### EXERCISE INSTRUCTIONS
Sift the listing for lines that hold the string "настоящим" and pull them out.

### STORED RECORDS
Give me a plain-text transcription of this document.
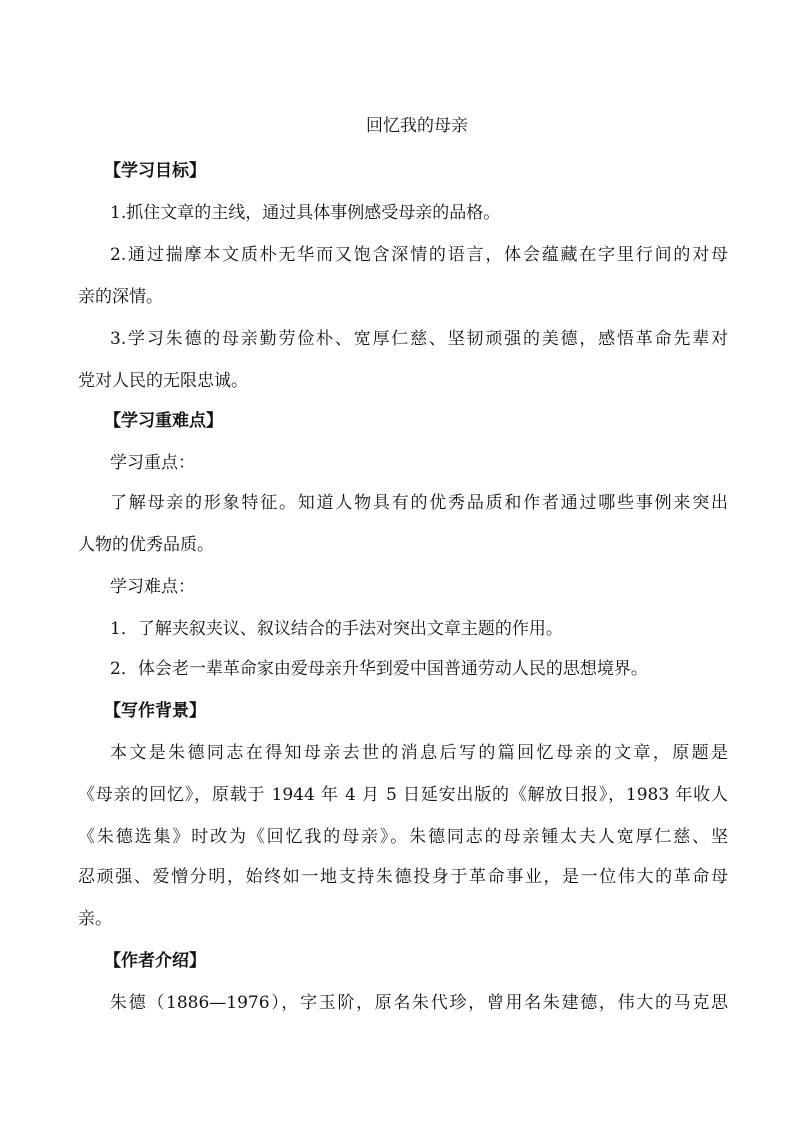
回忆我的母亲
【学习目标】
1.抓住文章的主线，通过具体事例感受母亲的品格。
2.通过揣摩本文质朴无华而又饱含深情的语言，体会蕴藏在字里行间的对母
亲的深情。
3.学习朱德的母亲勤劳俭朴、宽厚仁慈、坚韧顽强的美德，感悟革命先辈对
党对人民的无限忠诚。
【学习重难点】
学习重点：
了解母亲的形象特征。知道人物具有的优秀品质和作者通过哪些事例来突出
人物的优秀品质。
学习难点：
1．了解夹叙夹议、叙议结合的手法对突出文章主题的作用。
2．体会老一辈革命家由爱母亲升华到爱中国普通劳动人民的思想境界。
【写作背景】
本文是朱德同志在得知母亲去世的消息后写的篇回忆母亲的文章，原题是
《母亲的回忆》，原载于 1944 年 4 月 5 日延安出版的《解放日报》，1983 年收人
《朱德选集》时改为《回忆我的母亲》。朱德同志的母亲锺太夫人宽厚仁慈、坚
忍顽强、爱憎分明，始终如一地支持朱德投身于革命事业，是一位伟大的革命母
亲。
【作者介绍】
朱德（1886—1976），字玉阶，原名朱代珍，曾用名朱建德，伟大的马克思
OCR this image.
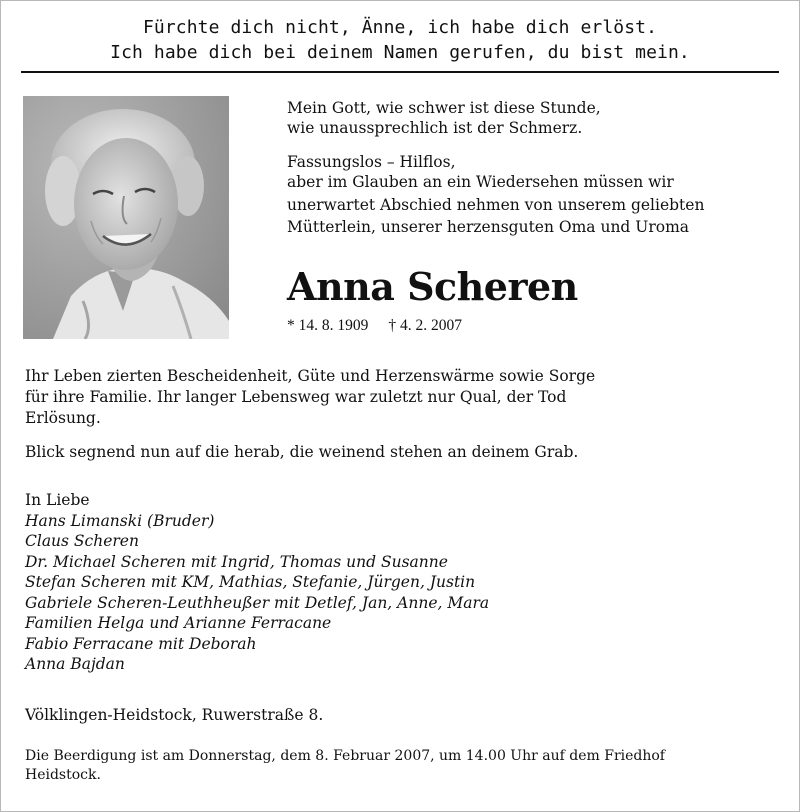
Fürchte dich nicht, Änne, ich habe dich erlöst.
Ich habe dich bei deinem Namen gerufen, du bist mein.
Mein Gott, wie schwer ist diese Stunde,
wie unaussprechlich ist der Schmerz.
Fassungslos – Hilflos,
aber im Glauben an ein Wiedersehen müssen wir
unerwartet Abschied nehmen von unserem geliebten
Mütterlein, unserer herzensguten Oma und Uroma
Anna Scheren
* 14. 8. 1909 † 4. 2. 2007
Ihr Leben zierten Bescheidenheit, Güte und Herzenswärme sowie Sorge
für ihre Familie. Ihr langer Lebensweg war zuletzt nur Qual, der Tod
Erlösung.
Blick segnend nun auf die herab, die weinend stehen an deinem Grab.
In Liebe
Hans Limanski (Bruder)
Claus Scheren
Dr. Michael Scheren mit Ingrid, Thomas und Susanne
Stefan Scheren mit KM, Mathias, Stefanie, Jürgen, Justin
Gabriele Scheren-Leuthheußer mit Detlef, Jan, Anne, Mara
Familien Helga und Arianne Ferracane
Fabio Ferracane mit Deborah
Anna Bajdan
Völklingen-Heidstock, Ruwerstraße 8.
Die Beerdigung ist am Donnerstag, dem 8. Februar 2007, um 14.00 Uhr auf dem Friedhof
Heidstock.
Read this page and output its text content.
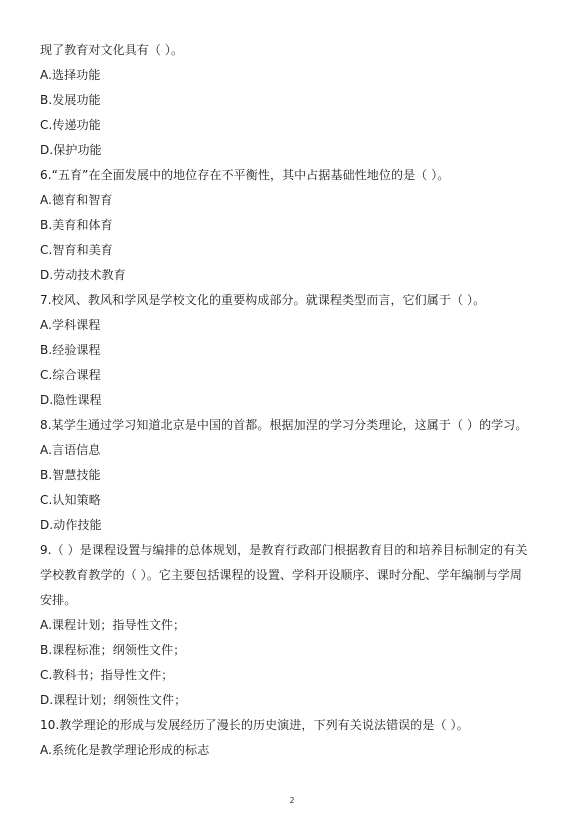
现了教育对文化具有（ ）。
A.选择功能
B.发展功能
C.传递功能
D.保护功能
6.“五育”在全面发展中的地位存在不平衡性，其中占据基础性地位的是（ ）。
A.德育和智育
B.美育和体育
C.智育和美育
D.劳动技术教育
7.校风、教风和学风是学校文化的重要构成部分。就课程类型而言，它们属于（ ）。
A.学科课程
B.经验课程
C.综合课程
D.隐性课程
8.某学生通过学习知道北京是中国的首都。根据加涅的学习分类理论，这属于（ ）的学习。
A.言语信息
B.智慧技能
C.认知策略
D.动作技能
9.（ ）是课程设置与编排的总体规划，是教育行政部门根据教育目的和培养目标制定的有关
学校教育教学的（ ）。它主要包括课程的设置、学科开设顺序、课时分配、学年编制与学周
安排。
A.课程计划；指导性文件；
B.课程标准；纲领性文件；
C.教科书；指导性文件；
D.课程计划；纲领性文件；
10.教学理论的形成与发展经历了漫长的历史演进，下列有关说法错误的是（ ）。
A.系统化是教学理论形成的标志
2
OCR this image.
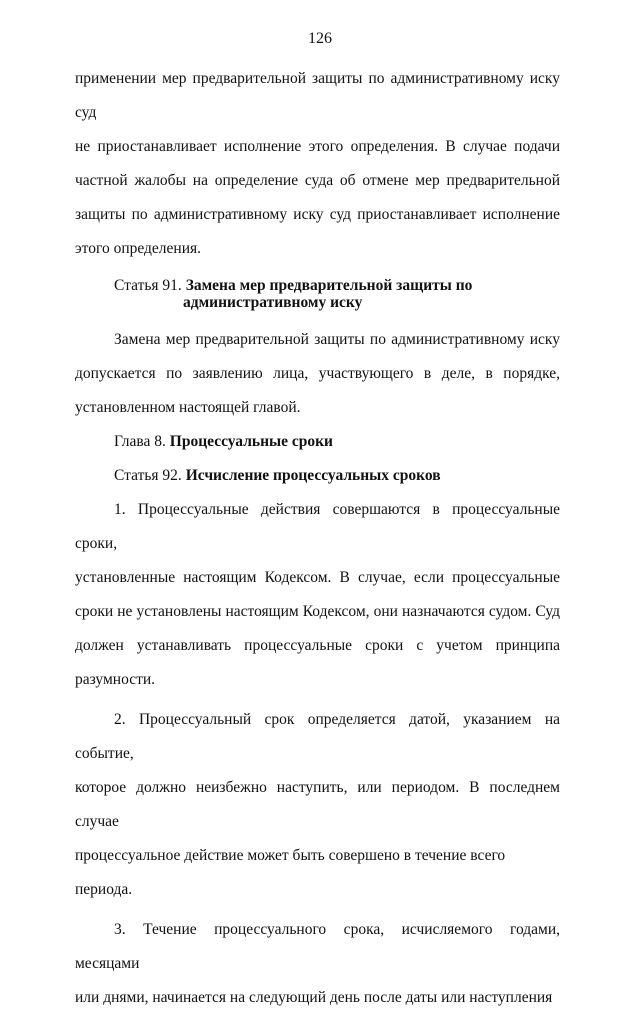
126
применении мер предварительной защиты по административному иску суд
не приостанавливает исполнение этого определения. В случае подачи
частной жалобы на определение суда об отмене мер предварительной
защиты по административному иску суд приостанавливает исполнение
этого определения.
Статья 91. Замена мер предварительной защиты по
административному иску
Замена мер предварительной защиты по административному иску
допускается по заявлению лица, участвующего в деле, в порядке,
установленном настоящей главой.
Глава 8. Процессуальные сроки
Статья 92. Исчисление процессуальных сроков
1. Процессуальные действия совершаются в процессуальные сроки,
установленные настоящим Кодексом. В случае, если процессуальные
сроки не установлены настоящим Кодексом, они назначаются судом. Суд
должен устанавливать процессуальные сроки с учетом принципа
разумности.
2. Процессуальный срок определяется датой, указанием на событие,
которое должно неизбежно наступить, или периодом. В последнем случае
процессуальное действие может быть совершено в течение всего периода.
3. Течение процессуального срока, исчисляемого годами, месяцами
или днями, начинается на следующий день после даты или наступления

### EXERCISE RESPONSE
установленные настоящим Кодексом. В случае, если процессуальные
сроки не установлены настоящим Кодексом, они назначаются судом. Суд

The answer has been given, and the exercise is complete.